[BEGIN RECORDED INFORMATION]

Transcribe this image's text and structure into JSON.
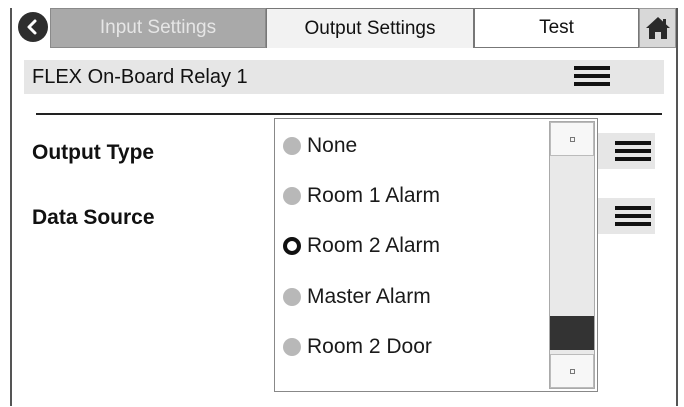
{
  "tabs": {
    "input_settings": "Input Settings",
    "output_settings": "Output Settings",
    "test": "Test"
  },
  "relay": {
    "title": "FLEX On-Board Relay 1"
  },
  "fields": {
    "output_type_label": "Output Type",
    "data_source_label": "Data Source"
  },
  "dropdown": {
    "options": [
      {
        "label": "None",
        "selected": false
      },
      {
        "label": "Room 1 Alarm",
        "selected": false
      },
      {
        "label": "Room 2 Alarm",
        "selected": true
      },
      {
        "label": "Master Alarm",
        "selected": false
      },
      {
        "label": "Room 2 Door",
        "selected": false
      }
    ]
  },
  "icons": {
    "back": "back-arrow-icon",
    "home": "home-icon",
    "menu": "hamburger-menu-icon"
  },
  "colors": {
    "inactive_tab": "#a9a9a9",
    "active_tab": "#f2f2f2",
    "field_strip": "#e6e6e6",
    "scroll_thumb": "#333333"
  }
}
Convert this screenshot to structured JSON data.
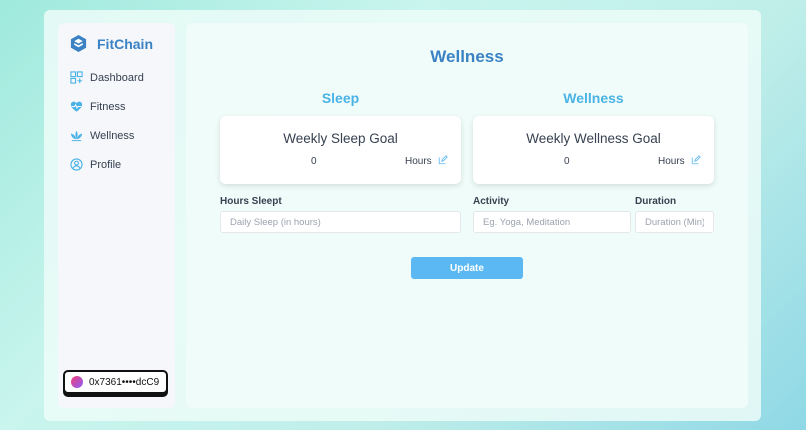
{
  "app": {
    "brand": "FitChain",
    "accent": "#3b82c4",
    "secondary_accent": "#4ab3e6",
    "button_color": "#5bb8f2"
  },
  "sidebar": {
    "items": [
      {
        "label": "Dashboard",
        "icon": "dashboard-icon"
      },
      {
        "label": "Fitness",
        "icon": "heart-pulse-icon"
      },
      {
        "label": "Wellness",
        "icon": "lotus-icon"
      },
      {
        "label": "Profile",
        "icon": "user-circle-icon"
      }
    ],
    "wallet": {
      "address": "0x7361••••dcC9",
      "icon": "wallet-avatar-icon"
    }
  },
  "main": {
    "title": "Wellness",
    "sleep": {
      "section_title": "Sleep",
      "card_title": "Weekly Sleep Goal",
      "value": "0",
      "unit": "Hours",
      "edit_icon": "edit-icon"
    },
    "wellness": {
      "section_title": "Wellness",
      "card_title": "Weekly Wellness Goal",
      "value": "0",
      "unit": "Hours",
      "edit_icon": "edit-icon"
    },
    "form": {
      "hours_label": "Hours Sleept",
      "hours_placeholder": "Daily Sleep (in hours)",
      "hours_value": "",
      "activity_label": "Activity",
      "activity_placeholder": "Eg. Yoga, Meditation",
      "activity_value": "",
      "duration_label": "Duration",
      "duration_placeholder": "Duration (Min)",
      "duration_value": "",
      "submit_label": "Update"
    }
  }
}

[END RECORDED INFORMATION]

■ TO BE DONE ■
Leave out every picture and copy the rest of the records exactly.

■ SOLVED PROBLEM ■
Transcribe this image's text and structure into JSON.
{
  "tabs": {
    "input_settings": "Input Settings",
    "output_settings": "Output Settings",
    "test": "Test"
  },
  "relay": {
    "title": "FLEX On-Board Relay 1"
  },
  "fields": {
    "output_type_label": "Output Type",
    "data_source_label": "Data Source"
  },
  "dropdown": {
    "options": [
      {
        "label": "None",
        "selected": false
      },
      {
        "label": "Room 1 Alarm",
        "selected": false
      },
      {
        "label": "Room 2 Alarm",
        "selected": true
      },
      {
        "label": "Master Alarm",
        "selected": false
      },
      {
        "label": "Room 2 Door",
        "selected": false
      }
    ]
  },
  "icons": {
    "back": "back-arrow-icon",
    "home": "home-icon",
    "menu": "hamburger-menu-icon"
  },
  "colors": {
    "inactive_tab": "#a9a9a9",
    "active_tab": "#f2f2f2",
    "field_strip": "#e6e6e6",
    "scroll_thumb": "#333333"
  }
}
Convert this screenshot to structured JSON data.
{
  "app": {
    "brand": "FitChain",
    "accent": "#3b82c4",
    "secondary_accent": "#4ab3e6",
    "button_color": "#5bb8f2"
  },
  "sidebar": {
    "items": [
      {
        "label": "Dashboard",
        "icon": "dashboard-icon"
      },
      {
        "label": "Fitness",
        "icon": "heart-pulse-icon"
      },
      {
        "label": "Wellness",
        "icon": "lotus-icon"
      },
      {
        "label": "Profile",
        "icon": "user-circle-icon"
      }
    ],
    "wallet": {
      "address": "0x7361••••dcC9",
      "icon": "wallet-avatar-icon"
    }
  },
  "main": {
    "title": "Wellness",
    "sleep": {
      "section_title": "Sleep",
      "card_title": "Weekly Sleep Goal",
      "value": "0",
      "unit": "Hours",
      "edit_icon": "edit-icon"
    },
    "wellness": {
      "section_title": "Wellness",
      "card_title": "Weekly Wellness Goal",
      "value": "0",
      "unit": "Hours",
      "edit_icon": "edit-icon"
    },
    "form": {
      "hours_label": "Hours Sleept",
      "hours_placeholder": "Daily Sleep (in hours)",
      "hours_value": "",
      "activity_label": "Activity",
      "activity_placeholder": "Eg. Yoga, Meditation",
      "activity_value": "",
      "duration_label": "Duration",
      "duration_placeholder": "Duration (Min)",
      "duration_value": "",
      "submit_label": "Update"
    }
  }
}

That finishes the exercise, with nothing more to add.